» Instructions:
a - Summarize the text about Stockton in two sentences.
b - In the text about Stockton, how many human beings have died this year?
c - Write a continuation of the text about Stockton, picking up after its final sentence.

» Text provided:
######

"A Silent Guardian, A Watchful Protector"
I'm a believer in miracles. I'm filled with boundless hope.
That's why I'm writing you now; not just writing but begging, pleading for what must be done, surrendering all of myself to what must be done, for Stockton to survive its darkest night.
Is Stockton lost?
Sometimes it feels like it but worse, sometimes it feels like it was never found.
Right now, in this supposedly civilized age of technology and advanced democratic ideals, the world itself seems like its falling. In my city, the atmosphere is putrescent with corruption and horror as cuts to education leave our children ignorant, cuts to company's work forces leave grown men and women homeless, and cuts to the police force leave all of us unprotected and living in fear.
Sixty-five human beings have died this year. And dozens have gone missing under suspicious circumstances. And they aren't just known criminals and gangsters but women and children; ambushed, surrounded, shot, done away with. But it's not just the murders, the robberies, the attempted drive-bys, the prostitution, the trafficking, the rapes, the molestations in church and school, the drug abuse, the overdoses, the hit-and-runs, the arsons, the starvation, the homelessness, or even the petty pick-pockets but the air.

######

» Raw data:
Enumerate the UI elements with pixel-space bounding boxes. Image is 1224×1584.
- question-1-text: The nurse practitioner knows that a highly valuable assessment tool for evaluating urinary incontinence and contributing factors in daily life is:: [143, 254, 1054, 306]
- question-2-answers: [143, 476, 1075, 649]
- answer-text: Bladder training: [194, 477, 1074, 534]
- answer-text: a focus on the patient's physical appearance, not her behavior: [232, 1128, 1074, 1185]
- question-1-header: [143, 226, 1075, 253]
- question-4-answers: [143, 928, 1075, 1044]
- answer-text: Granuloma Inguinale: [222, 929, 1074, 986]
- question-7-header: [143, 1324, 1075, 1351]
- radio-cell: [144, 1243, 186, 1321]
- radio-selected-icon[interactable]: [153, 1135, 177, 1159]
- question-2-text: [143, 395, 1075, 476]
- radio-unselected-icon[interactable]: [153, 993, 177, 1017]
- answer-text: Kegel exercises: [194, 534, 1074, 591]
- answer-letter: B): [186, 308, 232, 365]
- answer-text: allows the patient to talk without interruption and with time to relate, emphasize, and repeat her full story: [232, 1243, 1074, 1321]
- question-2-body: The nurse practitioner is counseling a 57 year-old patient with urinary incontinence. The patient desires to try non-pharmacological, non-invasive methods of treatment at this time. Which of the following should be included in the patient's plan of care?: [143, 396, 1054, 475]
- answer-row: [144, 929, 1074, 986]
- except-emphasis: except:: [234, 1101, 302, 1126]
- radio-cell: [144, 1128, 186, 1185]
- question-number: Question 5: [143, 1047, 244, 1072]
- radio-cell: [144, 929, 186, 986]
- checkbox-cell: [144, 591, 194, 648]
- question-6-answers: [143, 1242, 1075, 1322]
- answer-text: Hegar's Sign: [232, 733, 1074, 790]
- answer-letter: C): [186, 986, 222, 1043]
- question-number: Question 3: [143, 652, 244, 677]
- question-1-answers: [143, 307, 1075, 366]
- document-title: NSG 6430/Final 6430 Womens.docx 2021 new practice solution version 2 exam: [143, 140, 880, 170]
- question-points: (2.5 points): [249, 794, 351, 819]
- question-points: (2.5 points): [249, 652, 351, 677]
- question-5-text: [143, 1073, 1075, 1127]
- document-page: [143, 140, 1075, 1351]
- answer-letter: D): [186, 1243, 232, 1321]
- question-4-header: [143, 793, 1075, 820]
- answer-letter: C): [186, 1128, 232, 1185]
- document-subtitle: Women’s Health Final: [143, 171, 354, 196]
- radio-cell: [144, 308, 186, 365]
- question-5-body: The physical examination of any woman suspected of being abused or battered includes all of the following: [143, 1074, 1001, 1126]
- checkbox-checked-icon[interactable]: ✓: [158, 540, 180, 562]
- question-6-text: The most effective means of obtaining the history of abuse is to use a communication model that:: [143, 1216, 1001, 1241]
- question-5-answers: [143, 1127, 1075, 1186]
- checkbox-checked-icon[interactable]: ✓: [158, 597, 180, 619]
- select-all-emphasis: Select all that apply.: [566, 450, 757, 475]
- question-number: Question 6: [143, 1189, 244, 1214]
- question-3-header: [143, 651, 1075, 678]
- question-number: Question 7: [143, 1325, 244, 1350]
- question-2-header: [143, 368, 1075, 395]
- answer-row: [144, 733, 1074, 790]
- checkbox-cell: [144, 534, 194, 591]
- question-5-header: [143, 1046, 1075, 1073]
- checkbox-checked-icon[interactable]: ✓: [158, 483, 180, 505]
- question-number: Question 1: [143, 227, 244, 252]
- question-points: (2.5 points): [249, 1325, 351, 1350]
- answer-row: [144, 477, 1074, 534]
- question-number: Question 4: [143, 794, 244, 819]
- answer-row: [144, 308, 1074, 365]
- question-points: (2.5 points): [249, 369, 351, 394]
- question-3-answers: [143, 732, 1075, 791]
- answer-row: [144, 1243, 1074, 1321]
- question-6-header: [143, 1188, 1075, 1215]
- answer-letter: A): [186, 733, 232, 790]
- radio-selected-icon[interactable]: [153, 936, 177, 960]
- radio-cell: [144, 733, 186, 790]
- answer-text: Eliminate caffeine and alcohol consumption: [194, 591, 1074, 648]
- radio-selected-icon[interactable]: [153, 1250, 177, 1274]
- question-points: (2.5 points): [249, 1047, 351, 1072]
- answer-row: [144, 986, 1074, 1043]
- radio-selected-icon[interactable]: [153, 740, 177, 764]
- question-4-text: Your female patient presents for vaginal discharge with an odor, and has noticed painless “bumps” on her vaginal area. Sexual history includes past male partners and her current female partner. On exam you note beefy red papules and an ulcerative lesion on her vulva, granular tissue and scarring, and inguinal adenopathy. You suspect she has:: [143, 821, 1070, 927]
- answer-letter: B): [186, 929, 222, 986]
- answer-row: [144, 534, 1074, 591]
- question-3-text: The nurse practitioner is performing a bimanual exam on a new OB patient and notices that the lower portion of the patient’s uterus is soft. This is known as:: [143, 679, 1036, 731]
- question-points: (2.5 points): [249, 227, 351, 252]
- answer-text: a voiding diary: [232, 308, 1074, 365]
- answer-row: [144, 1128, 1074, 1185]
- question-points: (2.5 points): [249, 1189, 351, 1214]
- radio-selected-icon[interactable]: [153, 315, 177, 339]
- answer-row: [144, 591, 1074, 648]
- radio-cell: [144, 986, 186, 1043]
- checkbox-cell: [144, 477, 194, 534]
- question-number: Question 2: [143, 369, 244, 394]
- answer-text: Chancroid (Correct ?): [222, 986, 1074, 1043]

######

» Answers in order:
a - The writer believes in miracles and is writing to plead for what must be done so that Stockton can survive its darkest night. The city is described as putrescent with corruption and horror: cuts to education, company work forces and police, sixty-five deaths this year, dozens missing, and a long list of crimes and hardships.

b - Sixty-five.

c -
The air, meaning the rage and immorality that has infected our city, turning not only the night but the day into a ragged, festering desperate crusader of malevolence and depravity. But not just the air has this feeling seeped into but apparently into the water we drink, the cotton we wear, and the portable heart attacks we consume.
But with all the horror I alluded to, it begs the question: is the city worth saving? The answer feels simple but is argued evasively so as to discourage the masses but encourage the individual. The answer, is first and foremost, one of not whether the people in the city are worth anything, deserve anything. It is one of needs; does the heart need blood, the lungs oxygen, or life, the dawn?
There are children here, children that will grow up thinking this world is ugly and unforgiving, thinking its existence is pointless. These children will not strive to save it when its teetering towards absolute destruction. They will watch not with despair or terror but with relief. Relief that a world so sickened by man and man so sickened by its world sinks into universal oblivion.
So with one final plea, change our destinies, save us from ourselves. We are not holy people, this is not a worthy city, we simply are what our world has made of us. Do not take us as we are, take us as we can be because humankind in this moment is at a crossroads between the devil and the stars. Make us more than what we are, do not just show us the light, give us the dawn.